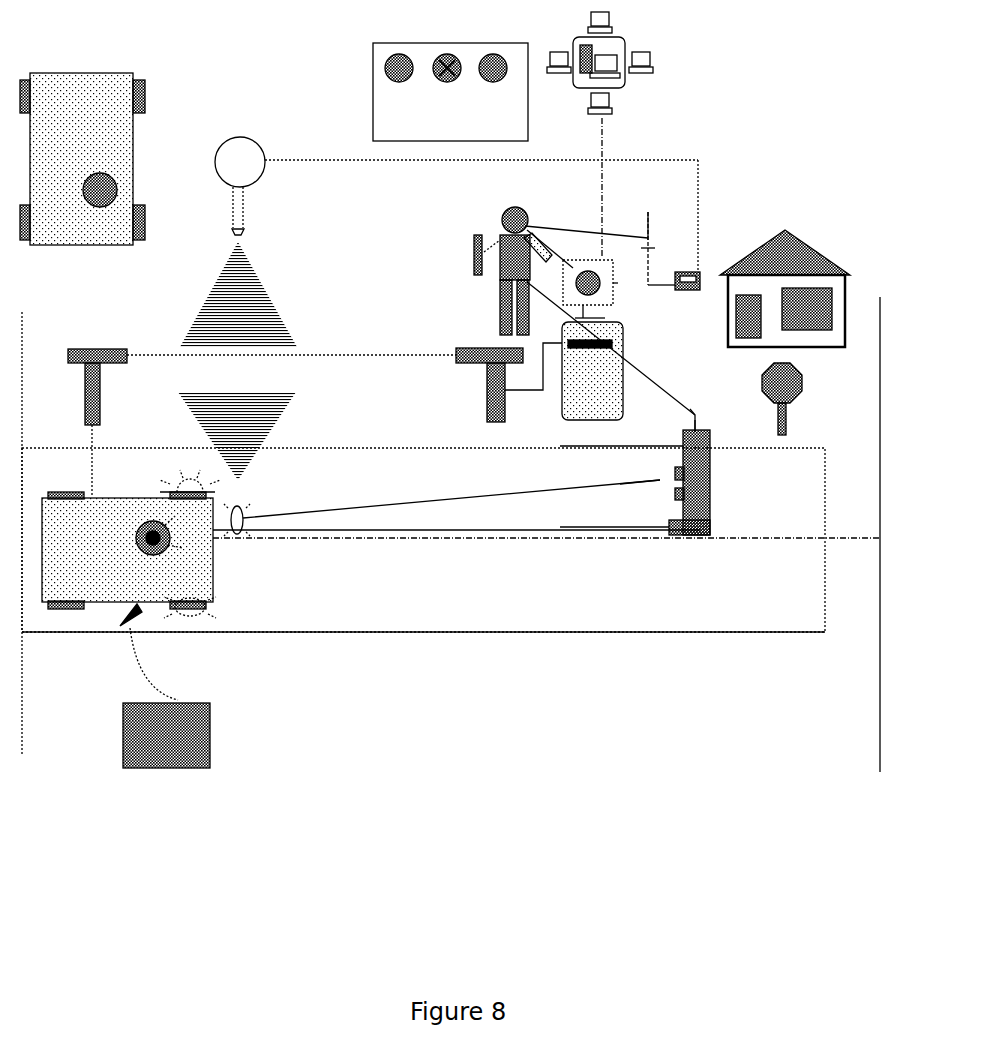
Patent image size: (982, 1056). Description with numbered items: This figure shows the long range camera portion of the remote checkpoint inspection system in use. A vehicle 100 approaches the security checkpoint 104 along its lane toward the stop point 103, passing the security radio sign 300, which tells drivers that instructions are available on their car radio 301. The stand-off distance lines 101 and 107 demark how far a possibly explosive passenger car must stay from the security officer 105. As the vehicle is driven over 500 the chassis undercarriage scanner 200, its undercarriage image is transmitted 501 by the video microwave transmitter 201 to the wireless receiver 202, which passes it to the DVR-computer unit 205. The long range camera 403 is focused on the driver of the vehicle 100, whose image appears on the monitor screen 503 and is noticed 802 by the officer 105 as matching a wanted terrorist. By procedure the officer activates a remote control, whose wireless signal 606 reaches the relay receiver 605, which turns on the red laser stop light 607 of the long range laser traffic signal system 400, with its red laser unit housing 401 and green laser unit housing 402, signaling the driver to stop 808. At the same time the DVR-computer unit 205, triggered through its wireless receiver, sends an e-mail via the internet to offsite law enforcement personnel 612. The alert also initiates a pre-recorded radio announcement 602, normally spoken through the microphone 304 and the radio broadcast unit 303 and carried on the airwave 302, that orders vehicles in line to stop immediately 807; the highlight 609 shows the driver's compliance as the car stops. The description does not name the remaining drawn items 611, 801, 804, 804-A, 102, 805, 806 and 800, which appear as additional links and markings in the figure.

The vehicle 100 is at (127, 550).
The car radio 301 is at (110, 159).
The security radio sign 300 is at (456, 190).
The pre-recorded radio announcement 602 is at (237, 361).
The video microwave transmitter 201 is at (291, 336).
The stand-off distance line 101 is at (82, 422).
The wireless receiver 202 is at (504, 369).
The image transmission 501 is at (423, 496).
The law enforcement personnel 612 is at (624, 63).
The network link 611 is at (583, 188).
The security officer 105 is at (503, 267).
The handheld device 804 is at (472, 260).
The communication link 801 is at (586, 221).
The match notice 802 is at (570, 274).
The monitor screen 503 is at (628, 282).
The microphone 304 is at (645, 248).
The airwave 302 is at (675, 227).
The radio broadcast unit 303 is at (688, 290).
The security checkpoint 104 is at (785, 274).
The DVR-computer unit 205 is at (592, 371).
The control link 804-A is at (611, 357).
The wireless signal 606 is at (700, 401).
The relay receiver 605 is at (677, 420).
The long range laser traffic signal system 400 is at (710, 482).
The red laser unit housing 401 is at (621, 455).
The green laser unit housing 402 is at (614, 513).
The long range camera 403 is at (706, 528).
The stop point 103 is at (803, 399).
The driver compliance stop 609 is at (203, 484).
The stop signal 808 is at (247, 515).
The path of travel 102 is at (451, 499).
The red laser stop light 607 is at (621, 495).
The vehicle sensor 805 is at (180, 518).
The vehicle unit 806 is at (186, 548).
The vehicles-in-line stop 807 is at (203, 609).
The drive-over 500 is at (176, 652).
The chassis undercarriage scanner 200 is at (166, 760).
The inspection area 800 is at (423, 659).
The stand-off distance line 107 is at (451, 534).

● ● ● ● ●

Short problem — Update the data by replacing "checkpoint" with "control point" and leaving everything else unchanged. Begin at the start of the data, stop after the line containing "The pre-recorded radio", and leave the pictures out of your answer.

Result for this task —
Patent image size: (982, 1056). Description with numbered items: This figure shows the long range camera portion of the remote control point inspection system in use. A vehicle 100 approaches the security control point 104 along its lane toward the stop point 103, passing the security radio sign 300, which tells drivers that instructions are available on their car radio 301. The stand-off distance lines 101 and 107 demark how far a possibly explosive passenger car must stay from the security officer 105. As the vehicle is driven over 500 the chassis undercarriage scanner 200, its undercarriage image is transmitted 501 by the video microwave transmitter 201 to the wireless receiver 202, which passes it to the DVR-computer unit 205. The long range camera 403 is focused on the driver of the vehicle 100, whose image appears on the monitor screen 503 and is noticed 802 by the officer 105 as matching a wanted terrorist. By procedure the officer activates a remote control, whose wireless signal 606 reaches the relay receiver 605, which turns on the red laser stop light 607 of the long range laser traffic signal system 400, with its red laser unit housing 401 and green laser unit housing 402, signaling the driver to stop 808. At the same time the DVR-computer unit 205, triggered through its wireless receiver, sends an e-mail via the internet to offsite law enforcement personnel 612. The alert also initiates a pre-recorded radio announcement 602, normally spoken through the microphone 304 and the radio broadcast unit 303 and carried on the airwave 302, that orders vehicles in line to stop immediately 807; the highlight 609 shows the driver's compliance as the car stops. The description does not name the remaining drawn items 611, 801, 804, 804-A, 102, 805, 806 and 800, which appear as additional links and markings in the figure.

The vehicle 100 is at (127, 550).
The car radio 301 is at (110, 159).
The security radio sign 300 is at (456, 190).
The pre-recorded radio announcement 602 is at (237, 361).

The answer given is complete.